_TO BE DONE_
Your task is to transcribe all of the records exactly and leave out the pictures.

-*-*-

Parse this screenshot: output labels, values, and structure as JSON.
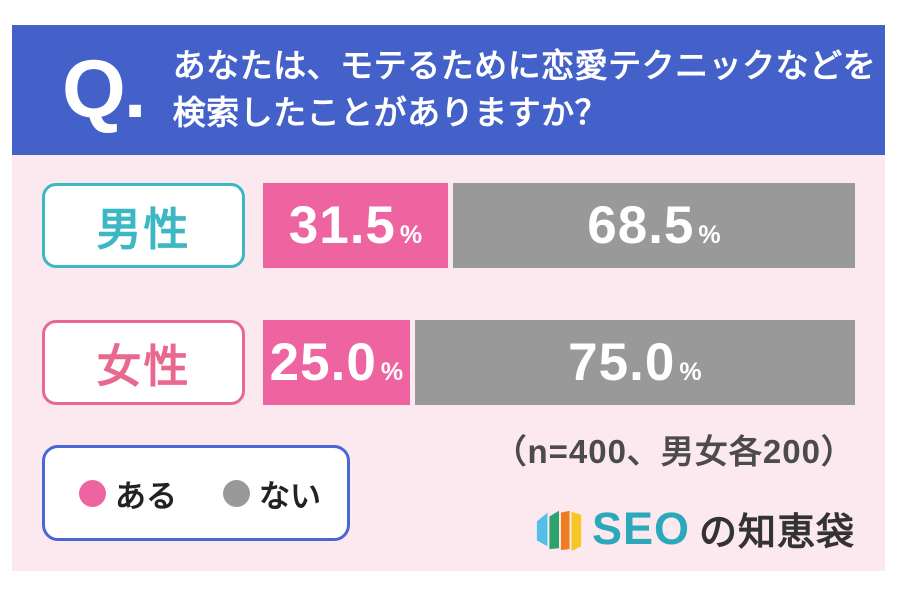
{
  "header": {
    "q_label": "Q.",
    "question_line1": "あなたは、モテるために恋愛テクニックなどを",
    "question_line2": "検索したことがありますか？"
  },
  "chart_data": {
    "type": "bar",
    "orientation": "horizontal",
    "stacked": true,
    "title": "あなたは、モテるために恋愛テクニックなどを検索したことがありますか？",
    "categories": [
      "男性",
      "女性"
    ],
    "series": [
      {
        "name": "ある",
        "color": "#ee64a0",
        "values": [
          31.5,
          25.0
        ]
      },
      {
        "name": "ない",
        "color": "#999999",
        "values": [
          68.5,
          75.0
        ]
      }
    ],
    "unit": "%",
    "xlim": [
      0,
      100
    ],
    "grid": false,
    "legend_position": "bottom-left",
    "note": "（n=400、男女各200）"
  },
  "rows": [
    {
      "label": "男性",
      "yes_display": "31.5",
      "no_display": "68.5",
      "unit": "%"
    },
    {
      "label": "女性",
      "yes_display": "25.0",
      "no_display": "75.0",
      "unit": "%"
    }
  ],
  "legend": {
    "items": [
      {
        "label": "ある",
        "color": "#ee64a0"
      },
      {
        "label": "ない",
        "color": "#999999"
      }
    ]
  },
  "footer": {
    "note": "（n=400、男女各200）",
    "logo_text_primary": "SEO",
    "logo_text_secondary": "の知恵袋"
  },
  "colors": {
    "header_bg": "#4361c9",
    "body_bg": "#fce8ef",
    "bar_yes": "#ee64a0",
    "bar_no": "#999999",
    "male_accent": "#3cb7c4",
    "female_accent": "#e8688f",
    "legend_border": "#4a67d5",
    "note_text": "#4b4b4b",
    "logo_primary": "#2ba9ba",
    "logo_secondary": "#333333",
    "logo_icon": [
      "#55bee6",
      "#2fa36c",
      "#ec7d23",
      "#f6c624"
    ]
  }
}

-*-*-

_FULL SOLUTION_
Parse this screenshot: output labels, values, and structure as JSON.
{
  "header": {
    "q_label": "Q.",
    "question_line1": "あなたは、モテるために恋愛テクニックなどを",
    "question_line2": "検索したことがありますか？"
  },
  "chart_data": {
    "type": "bar",
    "orientation": "horizontal",
    "stacked": true,
    "title": "あなたは、モテるために恋愛テクニックなどを検索したことがありますか？",
    "categories": [
      "男性",
      "女性"
    ],
    "series": [
      {
        "name": "ある",
        "color": "#ee64a0",
        "values": [
          31.5,
          25.0
        ]
      },
      {
        "name": "ない",
        "color": "#999999",
        "values": [
          68.5,
          75.0
        ]
      }
    ],
    "unit": "%",
    "xlim": [
      0,
      100
    ],
    "grid": false,
    "legend_position": "bottom-left",
    "note": "（n=400、男女各200）"
  },
  "rows": [
    {
      "label": "男性",
      "yes_display": "31.5",
      "no_display": "68.5",
      "unit": "%"
    },
    {
      "label": "女性",
      "yes_display": "25.0",
      "no_display": "75.0",
      "unit": "%"
    }
  ],
  "legend": {
    "items": [
      {
        "label": "ある",
        "color": "#ee64a0"
      },
      {
        "label": "ない",
        "color": "#999999"
      }
    ]
  },
  "footer": {
    "note": "（n=400、男女各200）",
    "logo_text_primary": "SEO",
    "logo_text_secondary": "の知恵袋"
  },
  "colors": {
    "header_bg": "#4361c9",
    "body_bg": "#fce8ef",
    "bar_yes": "#ee64a0",
    "bar_no": "#999999",
    "male_accent": "#3cb7c4",
    "female_accent": "#e8688f",
    "legend_border": "#4a67d5",
    "note_text": "#4b4b4b",
    "logo_primary": "#2ba9ba",
    "logo_secondary": "#333333",
    "logo_icon": [
      "#55bee6",
      "#2fa36c",
      "#ec7d23",
      "#f6c624"
    ]
  }
}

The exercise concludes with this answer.